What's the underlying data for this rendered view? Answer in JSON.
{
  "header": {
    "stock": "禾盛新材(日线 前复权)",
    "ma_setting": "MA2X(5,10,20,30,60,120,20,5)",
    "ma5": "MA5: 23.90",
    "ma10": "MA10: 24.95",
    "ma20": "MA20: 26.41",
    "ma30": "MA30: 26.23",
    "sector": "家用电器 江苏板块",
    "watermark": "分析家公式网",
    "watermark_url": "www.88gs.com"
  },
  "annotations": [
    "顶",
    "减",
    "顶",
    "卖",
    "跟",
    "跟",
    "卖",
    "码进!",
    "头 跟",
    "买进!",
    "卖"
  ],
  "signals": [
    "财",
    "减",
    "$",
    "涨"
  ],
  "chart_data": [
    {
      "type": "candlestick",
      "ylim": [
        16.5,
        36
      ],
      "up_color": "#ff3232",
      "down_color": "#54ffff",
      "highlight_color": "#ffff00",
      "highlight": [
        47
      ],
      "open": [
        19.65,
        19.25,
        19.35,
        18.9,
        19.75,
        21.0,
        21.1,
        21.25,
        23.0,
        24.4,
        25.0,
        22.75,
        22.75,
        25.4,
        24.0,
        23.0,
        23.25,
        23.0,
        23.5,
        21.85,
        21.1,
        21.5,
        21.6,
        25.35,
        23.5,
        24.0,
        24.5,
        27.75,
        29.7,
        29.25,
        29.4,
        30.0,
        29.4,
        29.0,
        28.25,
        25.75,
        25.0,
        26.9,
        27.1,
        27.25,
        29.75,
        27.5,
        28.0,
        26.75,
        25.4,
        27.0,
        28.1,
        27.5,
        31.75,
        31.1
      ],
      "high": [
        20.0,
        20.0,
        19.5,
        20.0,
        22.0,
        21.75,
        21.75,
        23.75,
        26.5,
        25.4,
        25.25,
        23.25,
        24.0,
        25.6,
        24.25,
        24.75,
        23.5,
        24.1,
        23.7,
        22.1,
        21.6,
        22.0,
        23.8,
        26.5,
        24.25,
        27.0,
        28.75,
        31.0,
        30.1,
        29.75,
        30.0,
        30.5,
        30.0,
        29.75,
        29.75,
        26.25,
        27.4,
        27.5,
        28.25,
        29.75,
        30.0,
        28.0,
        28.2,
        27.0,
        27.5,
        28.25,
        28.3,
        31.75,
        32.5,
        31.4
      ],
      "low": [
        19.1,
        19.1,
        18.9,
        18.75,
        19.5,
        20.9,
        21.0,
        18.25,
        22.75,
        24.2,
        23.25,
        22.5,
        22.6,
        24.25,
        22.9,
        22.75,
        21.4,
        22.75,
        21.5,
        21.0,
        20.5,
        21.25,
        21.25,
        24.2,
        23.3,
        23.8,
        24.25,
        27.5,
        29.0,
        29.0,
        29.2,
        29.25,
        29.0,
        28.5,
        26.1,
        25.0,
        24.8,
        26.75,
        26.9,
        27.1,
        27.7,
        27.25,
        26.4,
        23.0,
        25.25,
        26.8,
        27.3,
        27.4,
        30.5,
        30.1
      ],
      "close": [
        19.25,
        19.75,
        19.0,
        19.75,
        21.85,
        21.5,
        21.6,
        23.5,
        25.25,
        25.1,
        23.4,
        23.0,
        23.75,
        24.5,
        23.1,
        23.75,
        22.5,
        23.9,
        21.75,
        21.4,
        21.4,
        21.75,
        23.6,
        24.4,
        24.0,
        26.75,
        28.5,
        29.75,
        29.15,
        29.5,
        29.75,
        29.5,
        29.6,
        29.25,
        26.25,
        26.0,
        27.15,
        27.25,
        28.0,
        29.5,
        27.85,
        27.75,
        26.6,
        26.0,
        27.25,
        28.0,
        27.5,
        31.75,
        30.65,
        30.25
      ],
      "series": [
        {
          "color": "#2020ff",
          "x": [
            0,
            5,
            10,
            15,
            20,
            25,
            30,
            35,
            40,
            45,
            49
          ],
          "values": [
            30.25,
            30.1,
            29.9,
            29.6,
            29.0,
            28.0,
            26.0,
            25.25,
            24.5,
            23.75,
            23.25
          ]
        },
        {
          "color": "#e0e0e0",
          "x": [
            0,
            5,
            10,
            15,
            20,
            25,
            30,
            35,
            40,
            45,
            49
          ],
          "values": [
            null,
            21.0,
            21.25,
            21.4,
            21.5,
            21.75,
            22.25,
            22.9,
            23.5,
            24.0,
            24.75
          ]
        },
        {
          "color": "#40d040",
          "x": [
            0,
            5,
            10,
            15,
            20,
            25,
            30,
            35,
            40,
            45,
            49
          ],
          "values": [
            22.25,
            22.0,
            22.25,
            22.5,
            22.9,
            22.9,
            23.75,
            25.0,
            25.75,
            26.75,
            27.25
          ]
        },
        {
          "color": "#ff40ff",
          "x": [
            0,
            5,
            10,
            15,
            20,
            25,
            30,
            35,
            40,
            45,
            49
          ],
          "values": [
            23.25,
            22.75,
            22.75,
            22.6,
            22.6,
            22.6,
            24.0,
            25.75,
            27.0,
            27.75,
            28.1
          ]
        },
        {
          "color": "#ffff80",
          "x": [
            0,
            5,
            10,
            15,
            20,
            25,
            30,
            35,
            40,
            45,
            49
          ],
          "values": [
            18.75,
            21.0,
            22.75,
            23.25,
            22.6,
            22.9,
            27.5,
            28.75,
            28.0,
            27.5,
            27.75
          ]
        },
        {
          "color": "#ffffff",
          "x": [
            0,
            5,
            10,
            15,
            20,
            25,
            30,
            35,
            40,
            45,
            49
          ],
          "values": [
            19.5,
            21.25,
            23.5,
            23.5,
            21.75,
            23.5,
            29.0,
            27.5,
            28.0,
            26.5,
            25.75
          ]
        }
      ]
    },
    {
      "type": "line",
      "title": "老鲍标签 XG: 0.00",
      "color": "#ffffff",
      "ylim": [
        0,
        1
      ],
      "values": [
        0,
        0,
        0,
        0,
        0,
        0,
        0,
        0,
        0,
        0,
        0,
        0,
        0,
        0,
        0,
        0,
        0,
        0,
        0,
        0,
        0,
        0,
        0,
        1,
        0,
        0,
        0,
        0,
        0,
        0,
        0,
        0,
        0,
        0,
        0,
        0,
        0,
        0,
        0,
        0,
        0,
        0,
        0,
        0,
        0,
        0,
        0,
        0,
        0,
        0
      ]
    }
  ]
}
+++
• **What this task involves**
Quote all of the entries verbatim.

• **The completed task**
What's the underlying data for this rendered view? Answer in JSON.
{
  "header": {
    "stock": "禾盛新材(日线 前复权)",
    "ma_setting": "MA2X(5,10,20,30,60,120,20,5)",
    "ma5": "MA5: 23.90",
    "ma10": "MA10: 24.95",
    "ma20": "MA20: 26.41",
    "ma30": "MA30: 26.23",
    "sector": "家用电器 江苏板块",
    "watermark": "分析家公式网",
    "watermark_url": "www.88gs.com"
  },
  "annotations": [
    "顶",
    "减",
    "顶",
    "卖",
    "跟",
    "跟",
    "卖",
    "码进!",
    "头 跟",
    "买进!",
    "卖"
  ],
  "signals": [
    "财",
    "减",
    "$",
    "涨"
  ],
  "chart_data": [
    {
      "type": "candlestick",
      "ylim": [
        16.5,
        36
      ],
      "up_color": "#ff3232",
      "down_color": "#54ffff",
      "highlight_color": "#ffff00",
      "highlight": [
        47
      ],
      "open": [
        19.65,
        19.25,
        19.35,
        18.9,
        19.75,
        21.0,
        21.1,
        21.25,
        23.0,
        24.4,
        25.0,
        22.75,
        22.75,
        25.4,
        24.0,
        23.0,
        23.25,
        23.0,
        23.5,
        21.85,
        21.1,
        21.5,
        21.6,
        25.35,
        23.5,
        24.0,
        24.5,
        27.75,
        29.7,
        29.25,
        29.4,
        30.0,
        29.4,
        29.0,
        28.25,
        25.75,
        25.0,
        26.9,
        27.1,
        27.25,
        29.75,
        27.5,
        28.0,
        26.75,
        25.4,
        27.0,
        28.1,
        27.5,
        31.75,
        31.1
      ],
      "high": [
        20.0,
        20.0,
        19.5,
        20.0,
        22.0,
        21.75,
        21.75,
        23.75,
        26.5,
        25.4,
        25.25,
        23.25,
        24.0,
        25.6,
        24.25,
        24.75,
        23.5,
        24.1,
        23.7,
        22.1,
        21.6,
        22.0,
        23.8,
        26.5,
        24.25,
        27.0,
        28.75,
        31.0,
        30.1,
        29.75,
        30.0,
        30.5,
        30.0,
        29.75,
        29.75,
        26.25,
        27.4,
        27.5,
        28.25,
        29.75,
        30.0,
        28.0,
        28.2,
        27.0,
        27.5,
        28.25,
        28.3,
        31.75,
        32.5,
        31.4
      ],
      "low": [
        19.1,
        19.1,
        18.9,
        18.75,
        19.5,
        20.9,
        21.0,
        18.25,
        22.75,
        24.2,
        23.25,
        22.5,
        22.6,
        24.25,
        22.9,
        22.75,
        21.4,
        22.75,
        21.5,
        21.0,
        20.5,
        21.25,
        21.25,
        24.2,
        23.3,
        23.8,
        24.25,
        27.5,
        29.0,
        29.0,
        29.2,
        29.25,
        29.0,
        28.5,
        26.1,
        25.0,
        24.8,
        26.75,
        26.9,
        27.1,
        27.7,
        27.25,
        26.4,
        23.0,
        25.25,
        26.8,
        27.3,
        27.4,
        30.5,
        30.1
      ],
      "close": [
        19.25,
        19.75,
        19.0,
        19.75,
        21.85,
        21.5,
        21.6,
        23.5,
        25.25,
        25.1,
        23.4,
        23.0,
        23.75,
        24.5,
        23.1,
        23.75,
        22.5,
        23.9,
        21.75,
        21.4,
        21.4,
        21.75,
        23.6,
        24.4,
        24.0,
        26.75,
        28.5,
        29.75,
        29.15,
        29.5,
        29.75,
        29.5,
        29.6,
        29.25,
        26.25,
        26.0,
        27.15,
        27.25,
        28.0,
        29.5,
        27.85,
        27.75,
        26.6,
        26.0,
        27.25,
        28.0,
        27.5,
        31.75,
        30.65,
        30.25
      ],
      "series": [
        {
          "color": "#2020ff",
          "x": [
            0,
            5,
            10,
            15,
            20,
            25,
            30,
            35,
            40,
            45,
            49
          ],
          "values": [
            30.25,
            30.1,
            29.9,
            29.6,
            29.0,
            28.0,
            26.0,
            25.25,
            24.5,
            23.75,
            23.25
          ]
        },
        {
          "color": "#e0e0e0",
          "x": [
            0,
            5,
            10,
            15,
            20,
            25,
            30,
            35,
            40,
            45,
            49
          ],
          "values": [
            null,
            21.0,
            21.25,
            21.4,
            21.5,
            21.75,
            22.25,
            22.9,
            23.5,
            24.0,
            24.75
          ]
        },
        {
          "color": "#40d040",
          "x": [
            0,
            5,
            10,
            15,
            20,
            25,
            30,
            35,
            40,
            45,
            49
          ],
          "values": [
            22.25,
            22.0,
            22.25,
            22.5,
            22.9,
            22.9,
            23.75,
            25.0,
            25.75,
            26.75,
            27.25
          ]
        },
        {
          "color": "#ff40ff",
          "x": [
            0,
            5,
            10,
            15,
            20,
            25,
            30,
            35,
            40,
            45,
            49
          ],
          "values": [
            23.25,
            22.75,
            22.75,
            22.6,
            22.6,
            22.6,
            24.0,
            25.75,
            27.0,
            27.75,
            28.1
          ]
        },
        {
          "color": "#ffff80",
          "x": [
            0,
            5,
            10,
            15,
            20,
            25,
            30,
            35,
            40,
            45,
            49
          ],
          "values": [
            18.75,
            21.0,
            22.75,
            23.25,
            22.6,
            22.9,
            27.5,
            28.75,
            28.0,
            27.5,
            27.75
          ]
        },
        {
          "color": "#ffffff",
          "x": [
            0,
            5,
            10,
            15,
            20,
            25,
            30,
            35,
            40,
            45,
            49
          ],
          "values": [
            19.5,
            21.25,
            23.5,
            23.5,
            21.75,
            23.5,
            29.0,
            27.5,
            28.0,
            26.5,
            25.75
          ]
        }
      ]
    },
    {
      "type": "line",
      "title": "老鲍标签 XG: 0.00",
      "color": "#ffffff",
      "ylim": [
        0,
        1
      ],
      "values": [
        0,
        0,
        0,
        0,
        0,
        0,
        0,
        0,
        0,
        0,
        0,
        0,
        0,
        0,
        0,
        0,
        0,
        0,
        0,
        0,
        0,
        0,
        0,
        1,
        0,
        0,
        0,
        0,
        0,
        0,
        0,
        0,
        0,
        0,
        0,
        0,
        0,
        0,
        0,
        0,
        0,
        0,
        0,
        0,
        0,
        0,
        0,
        0,
        0,
        0
      ]
    }
  ]
}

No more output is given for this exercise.